- _WORK REQUIRED_
The listing below should be written out exactly; please include all of it.

[Collected data entries]
* * * * * * * * *
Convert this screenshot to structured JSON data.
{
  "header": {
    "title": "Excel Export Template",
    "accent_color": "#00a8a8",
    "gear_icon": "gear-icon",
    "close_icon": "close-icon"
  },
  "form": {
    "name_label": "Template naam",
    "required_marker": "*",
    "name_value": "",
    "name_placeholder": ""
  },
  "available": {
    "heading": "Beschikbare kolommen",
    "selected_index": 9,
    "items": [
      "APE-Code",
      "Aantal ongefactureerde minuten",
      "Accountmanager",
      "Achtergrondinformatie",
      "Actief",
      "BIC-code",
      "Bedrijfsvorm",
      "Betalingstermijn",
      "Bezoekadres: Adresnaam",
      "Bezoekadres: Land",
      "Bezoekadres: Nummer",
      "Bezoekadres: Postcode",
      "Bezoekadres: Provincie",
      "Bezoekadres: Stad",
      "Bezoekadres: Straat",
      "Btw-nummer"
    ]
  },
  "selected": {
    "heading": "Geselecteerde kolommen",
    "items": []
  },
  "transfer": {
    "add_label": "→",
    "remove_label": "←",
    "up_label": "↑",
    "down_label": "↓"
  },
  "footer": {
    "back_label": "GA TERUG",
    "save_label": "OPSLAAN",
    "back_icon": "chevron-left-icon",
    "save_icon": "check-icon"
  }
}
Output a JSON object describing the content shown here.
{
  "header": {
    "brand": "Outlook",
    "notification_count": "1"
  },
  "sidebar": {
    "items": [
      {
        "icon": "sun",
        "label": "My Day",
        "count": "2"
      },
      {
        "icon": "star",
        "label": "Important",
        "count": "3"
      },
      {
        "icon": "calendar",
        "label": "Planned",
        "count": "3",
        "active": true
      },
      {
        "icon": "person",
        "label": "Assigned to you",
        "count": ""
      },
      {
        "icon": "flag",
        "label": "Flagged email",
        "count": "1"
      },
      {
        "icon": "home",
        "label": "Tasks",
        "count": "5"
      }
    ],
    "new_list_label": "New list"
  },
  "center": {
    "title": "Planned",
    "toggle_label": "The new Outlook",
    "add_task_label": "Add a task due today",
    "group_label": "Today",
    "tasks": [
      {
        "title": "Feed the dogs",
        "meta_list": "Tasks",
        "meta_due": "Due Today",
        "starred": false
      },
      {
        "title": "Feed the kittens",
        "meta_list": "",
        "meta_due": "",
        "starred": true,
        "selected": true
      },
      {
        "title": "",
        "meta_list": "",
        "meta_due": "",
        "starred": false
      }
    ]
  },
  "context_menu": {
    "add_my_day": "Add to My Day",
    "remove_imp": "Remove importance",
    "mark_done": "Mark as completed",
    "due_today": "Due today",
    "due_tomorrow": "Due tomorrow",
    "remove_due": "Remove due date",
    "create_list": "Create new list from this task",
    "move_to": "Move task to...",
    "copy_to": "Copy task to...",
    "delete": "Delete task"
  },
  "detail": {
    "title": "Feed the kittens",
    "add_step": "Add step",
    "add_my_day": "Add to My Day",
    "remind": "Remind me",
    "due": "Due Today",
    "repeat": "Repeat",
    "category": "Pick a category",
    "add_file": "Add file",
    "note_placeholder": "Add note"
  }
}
* * * * * * * * *
- _ANSWER TO THE EXERCISE_
Convert this screenshot to structured JSON data.
{
  "header": {
    "title": "Excel Export Template",
    "accent_color": "#00a8a8",
    "gear_icon": "gear-icon",
    "close_icon": "close-icon"
  },
  "form": {
    "name_label": "Template naam",
    "required_marker": "*",
    "name_value": "",
    "name_placeholder": ""
  },
  "available": {
    "heading": "Beschikbare kolommen",
    "selected_index": 9,
    "items": [
      "APE-Code",
      "Aantal ongefactureerde minuten",
      "Accountmanager",
      "Achtergrondinformatie",
      "Actief",
      "BIC-code",
      "Bedrijfsvorm",
      "Betalingstermijn",
      "Bezoekadres: Adresnaam",
      "Bezoekadres: Land",
      "Bezoekadres: Nummer",
      "Bezoekadres: Postcode",
      "Bezoekadres: Provincie",
      "Bezoekadres: Stad",
      "Bezoekadres: Straat",
      "Btw-nummer"
    ]
  },
  "selected": {
    "heading": "Geselecteerde kolommen",
    "items": []
  },
  "transfer": {
    "add_label": "→",
    "remove_label": "←",
    "up_label": "↑",
    "down_label": "↓"
  },
  "footer": {
    "back_label": "GA TERUG",
    "save_label": "OPSLAAN",
    "back_icon": "chevron-left-icon",
    "save_icon": "check-icon"
  }
}
Output a JSON object describing the content shown here.
{
  "header": {
    "brand": "Outlook",
    "notification_count": "1"
  },
  "sidebar": {
    "items": [
      {
        "icon": "sun",
        "label": "My Day",
        "count": "2"
      },
      {
        "icon": "star",
        "label": "Important",
        "count": "3"
      },
      {
        "icon": "calendar",
        "label": "Planned",
        "count": "3",
        "active": true
      },
      {
        "icon": "person",
        "label": "Assigned to you",
        "count": ""
      },
      {
        "icon": "flag",
        "label": "Flagged email",
        "count": "1"
      },
      {
        "icon": "home",
        "label": "Tasks",
        "count": "5"
      }
    ],
    "new_list_label": "New list"
  },
  "center": {
    "title": "Planned",
    "toggle_label": "The new Outlook",
    "add_task_label": "Add a task due today",
    "group_label": "Today",
    "tasks": [
      {
        "title": "Feed the dogs",
        "meta_list": "Tasks",
        "meta_due": "Due Today",
        "starred": false
      },
      {
        "title": "Feed the kittens",
        "meta_list": "",
        "meta_due": "",
        "starred": true,
        "selected": true
      },
      {
        "title": "",
        "meta_list": "",
        "meta_due": "",
        "starred": false
      }
    ]
  },
  "context_menu": {
    "add_my_day": "Add to My Day",
    "remove_imp": "Remove importance",
    "mark_done": "Mark as completed",
    "due_today": "Due today",
    "due_tomorrow": "Due tomorrow",
    "remove_due": "Remove due date",
    "create_list": "Create new list from this task",
    "move_to": "Move task to...",
    "copy_to": "Copy task to...",
    "delete": "Delete task"
  },
  "detail": {
    "title": "Feed the kittens",
    "add_step": "Add step",
    "add_my_day": "Add to My Day",
    "remind": "Remind me",
    "due": "Due Today",
    "repeat": "Repeat",
    "category": "Pick a category",
    "add_file": "Add file",
    "note_placeholder": "Add note"
  }
}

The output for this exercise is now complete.